» **Raw records**:

***

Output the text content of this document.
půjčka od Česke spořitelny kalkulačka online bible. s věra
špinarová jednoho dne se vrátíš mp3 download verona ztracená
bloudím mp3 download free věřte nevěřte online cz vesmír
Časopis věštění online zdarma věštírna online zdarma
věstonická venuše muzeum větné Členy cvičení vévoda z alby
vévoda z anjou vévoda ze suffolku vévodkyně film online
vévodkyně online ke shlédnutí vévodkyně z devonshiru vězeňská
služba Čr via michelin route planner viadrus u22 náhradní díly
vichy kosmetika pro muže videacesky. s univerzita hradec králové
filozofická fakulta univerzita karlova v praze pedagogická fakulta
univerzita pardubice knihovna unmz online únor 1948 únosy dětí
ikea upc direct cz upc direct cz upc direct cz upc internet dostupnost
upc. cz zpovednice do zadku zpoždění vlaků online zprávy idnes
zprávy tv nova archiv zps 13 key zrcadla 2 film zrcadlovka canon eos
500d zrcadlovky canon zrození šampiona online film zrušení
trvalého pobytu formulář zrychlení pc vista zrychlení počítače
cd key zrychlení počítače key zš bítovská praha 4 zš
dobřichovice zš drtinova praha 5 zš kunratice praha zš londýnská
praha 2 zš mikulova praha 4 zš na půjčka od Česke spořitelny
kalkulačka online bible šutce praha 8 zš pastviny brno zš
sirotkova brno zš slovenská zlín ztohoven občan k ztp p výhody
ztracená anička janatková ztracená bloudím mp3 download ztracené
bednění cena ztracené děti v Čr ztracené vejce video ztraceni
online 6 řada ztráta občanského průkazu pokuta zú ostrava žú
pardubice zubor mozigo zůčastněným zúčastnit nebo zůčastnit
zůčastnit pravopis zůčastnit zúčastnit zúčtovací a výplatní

***

» **Short exercise**: Recopy the entries above exactly, with every line included.

» **Response to this exercise**:
Output the text content of this document.
půjčka od Česke spořitelny kalkulačka online bible. s věra
špinarová jednoho dne se vrátíš mp3 download verona ztracená
bloudím mp3 download free věřte nevěřte online cz vesmír
Časopis věštění online zdarma věštírna online zdarma
věstonická venuše muzeum větné Členy cvičení vévoda z alby
vévoda z anjou vévoda ze suffolku vévodkyně film online
vévodkyně online ke shlédnutí vévodkyně z devonshiru vězeňská
služba Čr via michelin route planner viadrus u22 náhradní díly
vichy kosmetika pro muže videacesky. s univerzita hradec králové
filozofická fakulta univerzita karlova v praze pedagogická fakulta
univerzita pardubice knihovna unmz online únor 1948 únosy dětí
ikea upc direct cz upc direct cz upc direct cz upc internet dostupnost
upc. cz zpovednice do zadku zpoždění vlaků online zprávy idnes
zprávy tv nova archiv zps 13 key zrcadla 2 film zrcadlovka canon eos
500d zrcadlovky canon zrození šampiona online film zrušení
trvalého pobytu formulář zrychlení pc vista zrychlení počítače
cd key zrychlení počítače key zš bítovská praha 4 zš
dobřichovice zš drtinova praha 5 zš kunratice praha zš londýnská
praha 2 zš mikulova praha 4 zš na půjčka od Česke spořitelny
kalkulačka online bible šutce praha 8 zš pastviny brno zš
sirotkova brno zš slovenská zlín ztohoven občan k ztp p výhody
ztracená anička janatková ztracená bloudím mp3 download ztracené
bednění cena ztracené děti v Čr ztracené vejce video ztraceni
online 6 řada ztráta občanského průkazu pokuta zú ostrava žú
pardubice zubor mozigo zůčastněným zúčastnit nebo zůčastnit
zůčastnit pravopis zůčastnit zúčastnit zúčtovací a výplatní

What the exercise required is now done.